» **Data extract**:
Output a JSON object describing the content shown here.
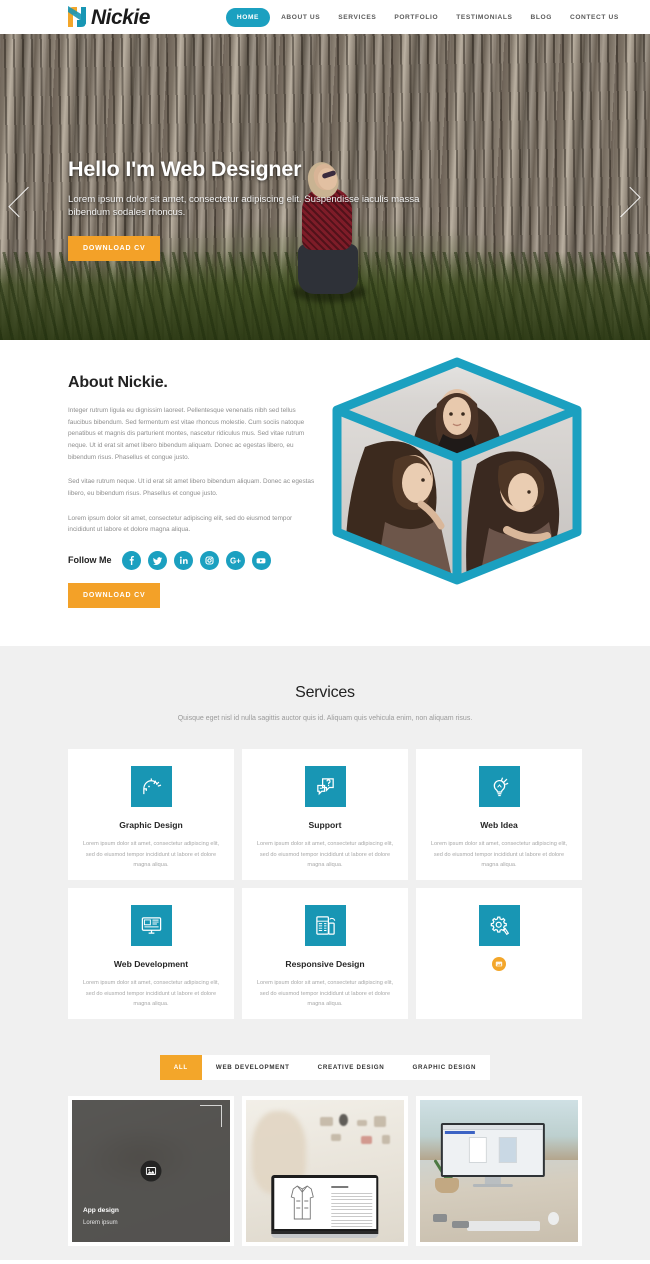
{
  "brand": {
    "name": "Nickie",
    "logo_icon": "n-monogram-logo",
    "accent_teal": "#1ba0c0",
    "accent_orange": "#f3a128",
    "icon_teal": "#1896b4"
  },
  "nav": {
    "items": [
      {
        "label": "HOME",
        "active": true
      },
      {
        "label": "ABOUT US",
        "active": false
      },
      {
        "label": "SERVICES",
        "active": false
      },
      {
        "label": "PORTFOLIO",
        "active": false
      },
      {
        "label": "TESTIMONIALS",
        "active": false
      },
      {
        "label": "BLOG",
        "active": false
      },
      {
        "label": "CONTECT US",
        "active": false
      }
    ]
  },
  "hero": {
    "title": "Hello I'm Web Designer",
    "subtitle": "Lorem ipsum dolor sit amet, consectetur adipiscing elit. Suspendisse iaculis massa bibendum sodales rhoncus.",
    "cta_label": "DOWNLOAD CV",
    "prev_icon": "chevron-left-icon",
    "next_icon": "chevron-right-icon"
  },
  "about": {
    "title": "About Nickie.",
    "paragraph1": "Integer rutrum ligula eu dignissim laoreet. Pellentesque venenatis nibh sed tellus faucibus bibendum. Sed fermentum est vitae rhoncus molestie. Cum sociis natoque penatibus et magnis dis parturient montes, nascetur ridiculus mus. Sed vitae rutrum neque. Ut id erat sit amet libero bibendum aliquam. Donec ac egestas libero, eu bibendum risus. Phasellus et congue justo.",
    "paragraph2": "Sed vitae rutrum neque. Ut id erat sit amet libero bibendum aliquam. Donec ac egestas libero, eu bibendum risus. Phasellus et congue justo.",
    "paragraph3": "Lorem ipsum dolor sit amet, consectetur adipiscing elit, sed do eiusmod tempor incididunt ut labore et dolore magna aliqua.",
    "follow_label": "Follow Me",
    "cta_label": "DOWNLOAD CV",
    "social": [
      {
        "name": "facebook-icon",
        "label": "f"
      },
      {
        "name": "twitter-icon",
        "label": "t"
      },
      {
        "name": "linkedin-icon",
        "label": "in"
      },
      {
        "name": "instagram-icon",
        "label": "ig"
      },
      {
        "name": "google-plus-icon",
        "label": "G+"
      },
      {
        "name": "youtube-icon",
        "label": "yt"
      }
    ],
    "cube_alt": "three-photo-cube"
  },
  "services": {
    "title": "Services",
    "subtitle": "Quisque eget nisl id nulla sagittis auctor quis id. Aliquam quis vehicula enim, non aliquam risus.",
    "cards": [
      {
        "icon": "head-idea-icon",
        "title": "Graphic Design",
        "desc": "Lorem ipsum dolor sit amet, consectetur adipiscing elit, sed do eiusmod tempor incididunt ut labore et dolore magna aliqua."
      },
      {
        "icon": "chat-support-icon",
        "title": "Support",
        "desc": "Lorem ipsum dolor sit amet, consectetur adipiscing elit, sed do eiusmod tempor incididunt ut labore et dolore magna aliqua."
      },
      {
        "icon": "lightbulb-idea-icon",
        "title": "Web Idea",
        "desc": "Lorem ipsum dolor sit amet, consectetur adipiscing elit, sed do eiusmod tempor incididunt ut labore et dolore magna aliqua."
      },
      {
        "icon": "monitor-code-icon",
        "title": "Web Development",
        "desc": "Lorem ipsum dolor sit amet, consectetur adipiscing elit, sed do eiusmod tempor incididunt ut labore et dolore magna aliqua."
      },
      {
        "icon": "responsive-layout-icon",
        "title": "Responsive Design",
        "desc": "Lorem ipsum dolor sit amet, consectetur adipiscing elit, sed do eiusmod tempor incididunt ut labore et dolore magna aliqua."
      },
      {
        "icon": "gear-tools-icon",
        "title": "",
        "desc": "",
        "badge": "broken-image-badge"
      }
    ]
  },
  "portfolio": {
    "filters": [
      {
        "label": "ALL",
        "active": true
      },
      {
        "label": "WEB DEVELOPMENT",
        "active": false
      },
      {
        "label": "CREATIVE DESIGN",
        "active": false
      },
      {
        "label": "GRAPHIC DESIGN",
        "active": false
      }
    ],
    "items": [
      {
        "title": "App design",
        "subtitle": "Lorem ipsum",
        "overlay": true,
        "zoom_icon": "image-icon",
        "alt": "app-design-thumbnail"
      },
      {
        "title": "",
        "subtitle": "",
        "overlay": false,
        "alt": "laptop-sketch-thumbnail"
      },
      {
        "title": "",
        "subtitle": "",
        "overlay": false,
        "alt": "imac-desk-thumbnail"
      }
    ]
  }
}
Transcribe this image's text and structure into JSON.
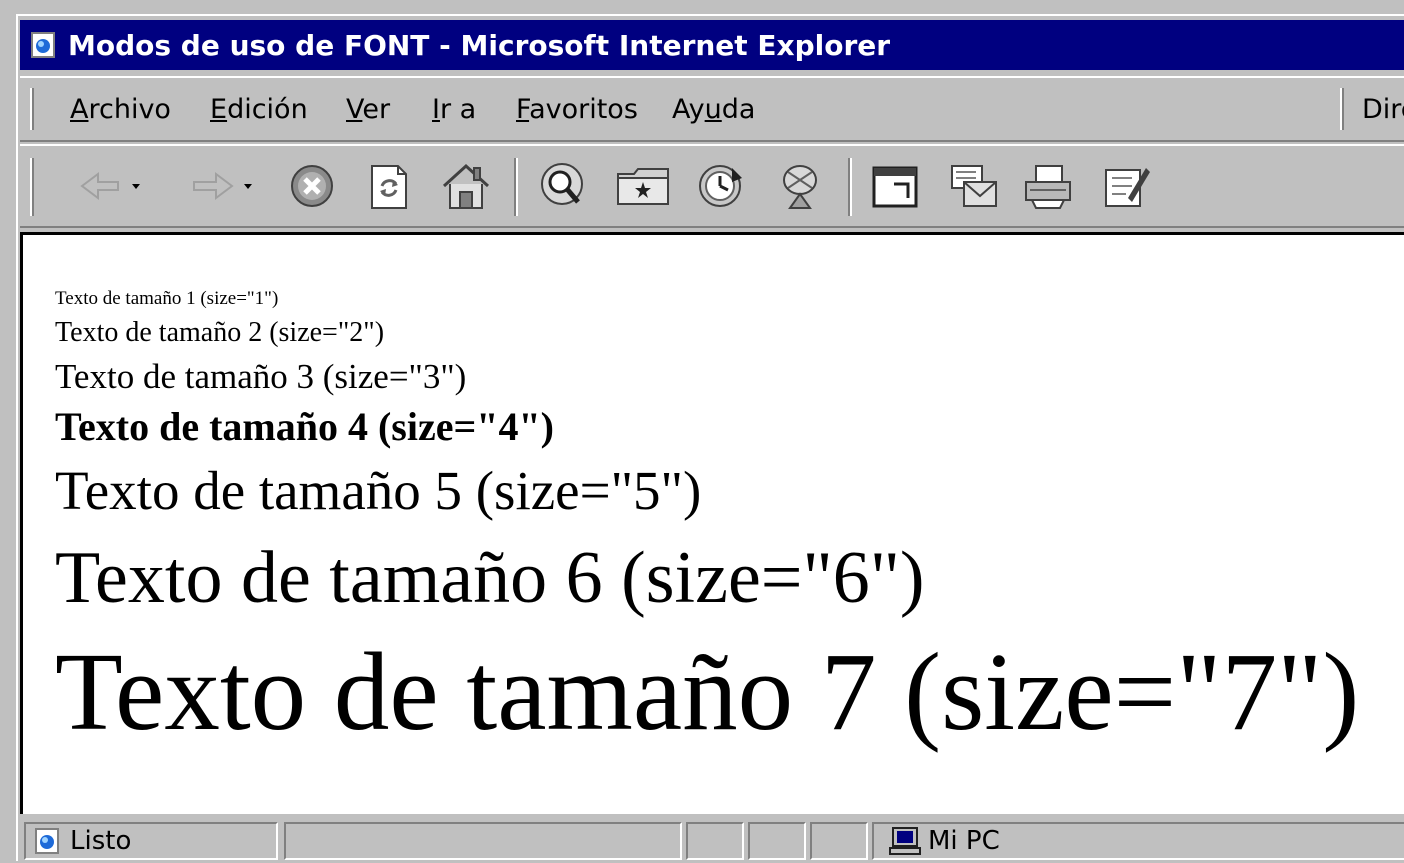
{
  "window": {
    "title": "Modos de uso de FONT - Microsoft Internet Explorer"
  },
  "menu": {
    "items": [
      {
        "pre": "",
        "u": "A",
        "post": "rchivo"
      },
      {
        "pre": "",
        "u": "E",
        "post": "dición"
      },
      {
        "pre": "",
        "u": "V",
        "post": "er"
      },
      {
        "pre": "",
        "u": "I",
        "post": "r a"
      },
      {
        "pre": "",
        "u": "F",
        "post": "avoritos"
      },
      {
        "pre": "Ay",
        "u": "u",
        "post": "da"
      }
    ],
    "address_label": "Dire"
  },
  "toolbar": {
    "buttons": [
      "back-icon",
      "forward-icon",
      "stop-icon",
      "refresh-icon",
      "home-icon",
      "search-icon",
      "favorites-icon",
      "history-icon",
      "channels-icon",
      "fullscreen-icon",
      "mail-icon",
      "print-icon",
      "edit-icon"
    ]
  },
  "content": {
    "lines": [
      "Texto de tamaño 1 (size=\"1\")",
      "Texto de tamaño 2 (size=\"2\")",
      "Texto de tamaño 3 (size=\"3\")",
      "Texto de tamaño 4 (size=\"4\")",
      "Texto de tamaño 5 (size=\"5\")",
      "Texto de tamaño 6 (size=\"6\")",
      "Texto de tamaño 7 (size=\"7\")"
    ]
  },
  "status": {
    "text": "Listo",
    "zone": "Mi PC"
  },
  "colors": {
    "titlebar": "#000080",
    "chrome": "#c0c0c0",
    "page": "#ffffff"
  }
}
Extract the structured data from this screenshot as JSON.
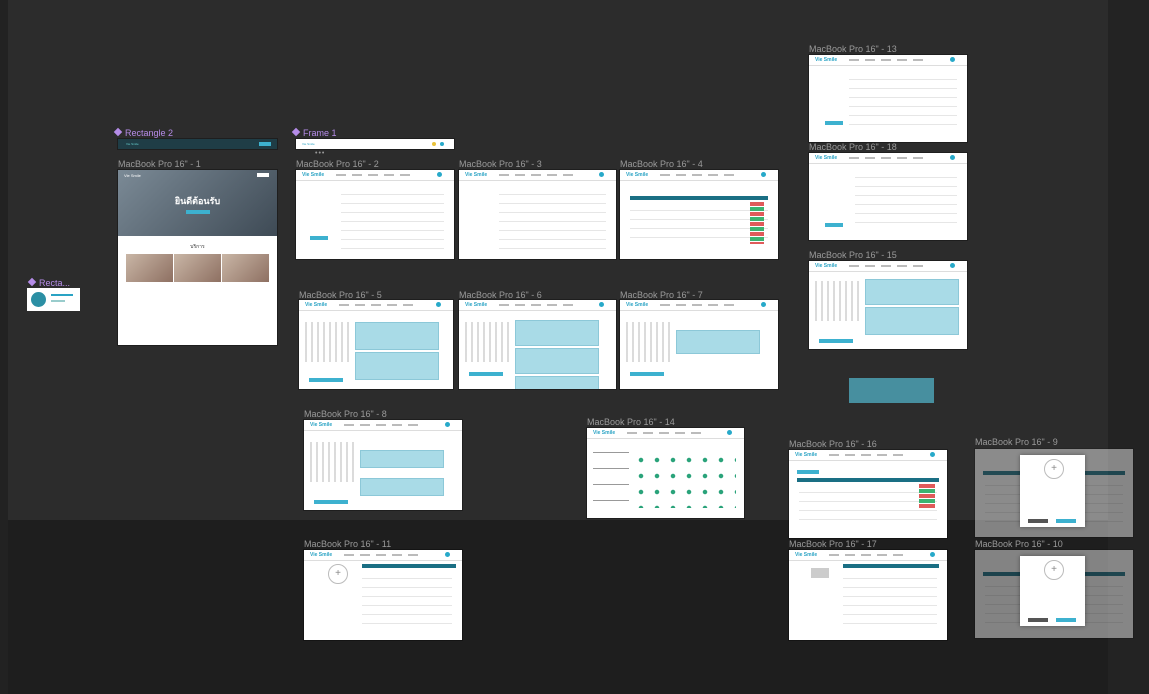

» **What is required**: Retype all the records shown above, character for character. Omit every picture.

» **Exercise output**:
Output a JSON object describing the content shown here.
{
  "brand": {
    "name": "Nickie",
    "logo_icon": "n-monogram-logo",
    "accent_teal": "#1ba0c0",
    "accent_orange": "#f3a128",
    "icon_teal": "#1896b4"
  },
  "nav": {
    "items": [
      {
        "label": "HOME",
        "active": true
      },
      {
        "label": "ABOUT US",
        "active": false
      },
      {
        "label": "SERVICES",
        "active": false
      },
      {
        "label": "PORTFOLIO",
        "active": false
      },
      {
        "label": "TESTIMONIALS",
        "active": false
      },
      {
        "label": "BLOG",
        "active": false
      },
      {
        "label": "CONTECT US",
        "active": false
      }
    ]
  },
  "hero": {
    "title": "Hello I'm Web Designer",
    "subtitle": "Lorem ipsum dolor sit amet, consectetur adipiscing elit. Suspendisse iaculis massa bibendum sodales rhoncus.",
    "cta_label": "DOWNLOAD CV",
    "prev_icon": "chevron-left-icon",
    "next_icon": "chevron-right-icon"
  },
  "about": {
    "title": "About Nickie.",
    "paragraph1": "Integer rutrum ligula eu dignissim laoreet. Pellentesque venenatis nibh sed tellus faucibus bibendum. Sed fermentum est vitae rhoncus molestie. Cum sociis natoque penatibus et magnis dis parturient montes, nascetur ridiculus mus. Sed vitae rutrum neque. Ut id erat sit amet libero bibendum aliquam. Donec ac egestas libero, eu bibendum risus. Phasellus et congue justo.",
    "paragraph2": "Sed vitae rutrum neque. Ut id erat sit amet libero bibendum aliquam. Donec ac egestas libero, eu bibendum risus. Phasellus et congue justo.",
    "paragraph3": "Lorem ipsum dolor sit amet, consectetur adipiscing elit, sed do eiusmod tempor incididunt ut labore et dolore magna aliqua.",
    "follow_label": "Follow Me",
    "cta_label": "DOWNLOAD CV",
    "social": [
      {
        "name": "facebook-icon",
        "label": "f"
      },
      {
        "name": "twitter-icon",
        "label": "t"
      },
      {
        "name": "linkedin-icon",
        "label": "in"
      },
      {
        "name": "instagram-icon",
        "label": "ig"
      },
      {
        "name": "google-plus-icon",
        "label": "G+"
      },
      {
        "name": "youtube-icon",
        "label": "yt"
      }
    ],
    "cube_alt": "three-photo-cube"
  },
  "services": {
    "title": "Services",
    "subtitle": "Quisque eget nisl id nulla sagittis auctor quis id. Aliquam quis vehicula enim, non aliquam risus.",
    "cards": [
      {
        "icon": "head-idea-icon",
        "title": "Graphic Design",
        "desc": "Lorem ipsum dolor sit amet, consectetur adipiscing elit, sed do eiusmod tempor incididunt ut labore et dolore magna aliqua."
      },
      {
        "icon": "chat-support-icon",
        "title": "Support",
        "desc": "Lorem ipsum dolor sit amet, consectetur adipiscing elit, sed do eiusmod tempor incididunt ut labore et dolore magna aliqua."
      },
      {
        "icon": "lightbulb-idea-icon",
        "title": "Web Idea",
        "desc": "Lorem ipsum dolor sit amet, consectetur adipiscing elit, sed do eiusmod tempor incididunt ut labore et dolore magna aliqua."
      },
      {
        "icon": "monitor-code-icon",
        "title": "Web Development",
        "desc": "Lorem ipsum dolor sit amet, consectetur adipiscing elit, sed do eiusmod tempor incididunt ut labore et dolore magna aliqua."
      },
      {
        "icon": "responsive-layout-icon",
        "title": "Responsive Design",
        "desc": "Lorem ipsum dolor sit amet, consectetur adipiscing elit, sed do eiusmod tempor incididunt ut labore et dolore magna aliqua."
      },
      {
        "icon": "gear-tools-icon",
        "title": "",
        "desc": "",
        "badge": "broken-image-badge"
      }
    ]
  },
  "portfolio": {
    "filters": [
      {
        "label": "ALL",
        "active": true
      },
      {
        "label": "WEB DEVELOPMENT",
        "active": false
      },
      {
        "label": "CREATIVE DESIGN",
        "active": false
      },
      {
        "label": "GRAPHIC DESIGN",
        "active": false
      }
    ],
    "items": [
      {
        "title": "App design",
        "subtitle": "Lorem ipsum",
        "overlay": true,
        "zoom_icon": "image-icon",
        "alt": "app-design-thumbnail"
      },
      {
        "title": "",
        "subtitle": "",
        "overlay": false,
        "alt": "laptop-sketch-thumbnail"
      },
      {
        "title": "",
        "subtitle": "",
        "overlay": false,
        "alt": "imac-desk-thumbnail"
      }
    ]
  }
}
Transcribe this image's text and structure into JSON.
{
  "window": {
    "title": "Modos de uso de FONT - Microsoft Internet Explorer"
  },
  "menu": {
    "items": [
      {
        "pre": "",
        "u": "A",
        "post": "rchivo"
      },
      {
        "pre": "",
        "u": "E",
        "post": "dición"
      },
      {
        "pre": "",
        "u": "V",
        "post": "er"
      },
      {
        "pre": "",
        "u": "I",
        "post": "r a"
      },
      {
        "pre": "",
        "u": "F",
        "post": "avoritos"
      },
      {
        "pre": "Ay",
        "u": "u",
        "post": "da"
      }
    ],
    "address_label": "Dire"
  },
  "toolbar": {
    "buttons": [
      "back-icon",
      "forward-icon",
      "stop-icon",
      "refresh-icon",
      "home-icon",
      "search-icon",
      "favorites-icon",
      "history-icon",
      "channels-icon",
      "fullscreen-icon",
      "mail-icon",
      "print-icon",
      "edit-icon"
    ]
  },
  "content": {
    "lines": [
      "Texto de tamaño 1 (size=\"1\")",
      "Texto de tamaño 2 (size=\"2\")",
      "Texto de tamaño 3 (size=\"3\")",
      "Texto de tamaño 4 (size=\"4\")",
      "Texto de tamaño 5 (size=\"5\")",
      "Texto de tamaño 6 (size=\"6\")",
      "Texto de tamaño 7 (size=\"7\")"
    ]
  },
  "status": {
    "text": "Listo",
    "zone": "Mi PC"
  },
  "colors": {
    "titlebar": "#000080",
    "chrome": "#c0c0c0",
    "page": "#ffffff"
  }
}
Extract the structured data from this screenshot as JSON.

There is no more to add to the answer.